┌─ SUPPLIED ENTRIES

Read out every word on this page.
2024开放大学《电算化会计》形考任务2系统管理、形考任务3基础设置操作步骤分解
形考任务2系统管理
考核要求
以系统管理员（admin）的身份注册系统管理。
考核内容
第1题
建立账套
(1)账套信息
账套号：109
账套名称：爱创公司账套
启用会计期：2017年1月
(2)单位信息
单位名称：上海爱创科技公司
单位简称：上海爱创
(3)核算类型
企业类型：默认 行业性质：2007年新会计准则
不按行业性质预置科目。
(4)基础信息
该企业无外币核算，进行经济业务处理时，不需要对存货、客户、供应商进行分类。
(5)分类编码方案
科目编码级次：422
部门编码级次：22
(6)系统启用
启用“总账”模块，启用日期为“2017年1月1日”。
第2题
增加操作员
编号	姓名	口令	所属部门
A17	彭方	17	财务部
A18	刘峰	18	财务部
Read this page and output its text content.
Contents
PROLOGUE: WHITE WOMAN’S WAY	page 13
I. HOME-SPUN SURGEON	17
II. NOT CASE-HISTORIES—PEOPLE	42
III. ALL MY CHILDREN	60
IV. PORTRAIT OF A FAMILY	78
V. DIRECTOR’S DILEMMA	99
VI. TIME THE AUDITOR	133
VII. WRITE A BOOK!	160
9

└─
┌─ SUPPLIED ENTRIES

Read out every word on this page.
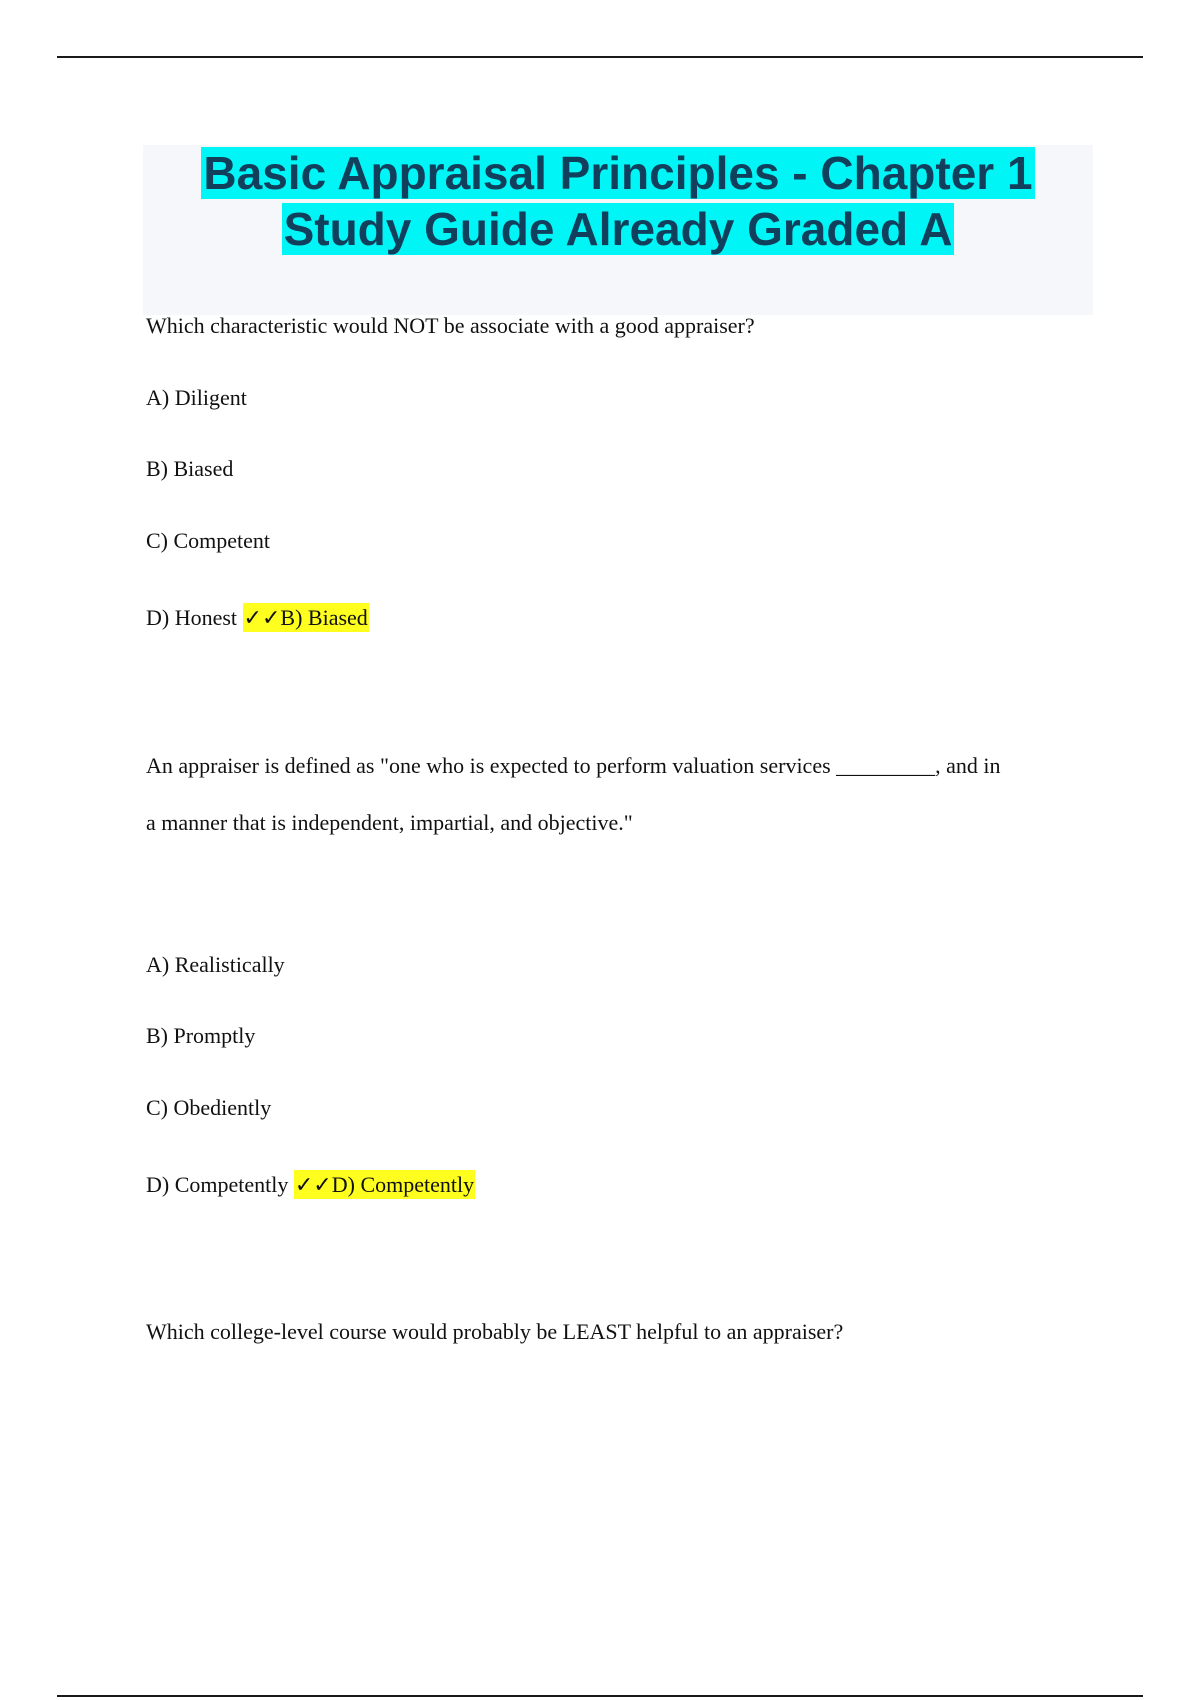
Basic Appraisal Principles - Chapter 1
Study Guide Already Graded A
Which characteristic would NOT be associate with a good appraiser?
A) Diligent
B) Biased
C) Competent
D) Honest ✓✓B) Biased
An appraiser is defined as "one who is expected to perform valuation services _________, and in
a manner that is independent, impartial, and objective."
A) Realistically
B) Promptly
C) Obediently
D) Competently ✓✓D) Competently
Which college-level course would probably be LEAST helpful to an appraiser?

└─

Filter out all lines lacking the word "would" and copy the rest.

• **WRITTEN REPLY**:
Which characteristic would NOT be associate with a good appraiser?
Which college-level course would probably be LEAST helpful to an appraiser?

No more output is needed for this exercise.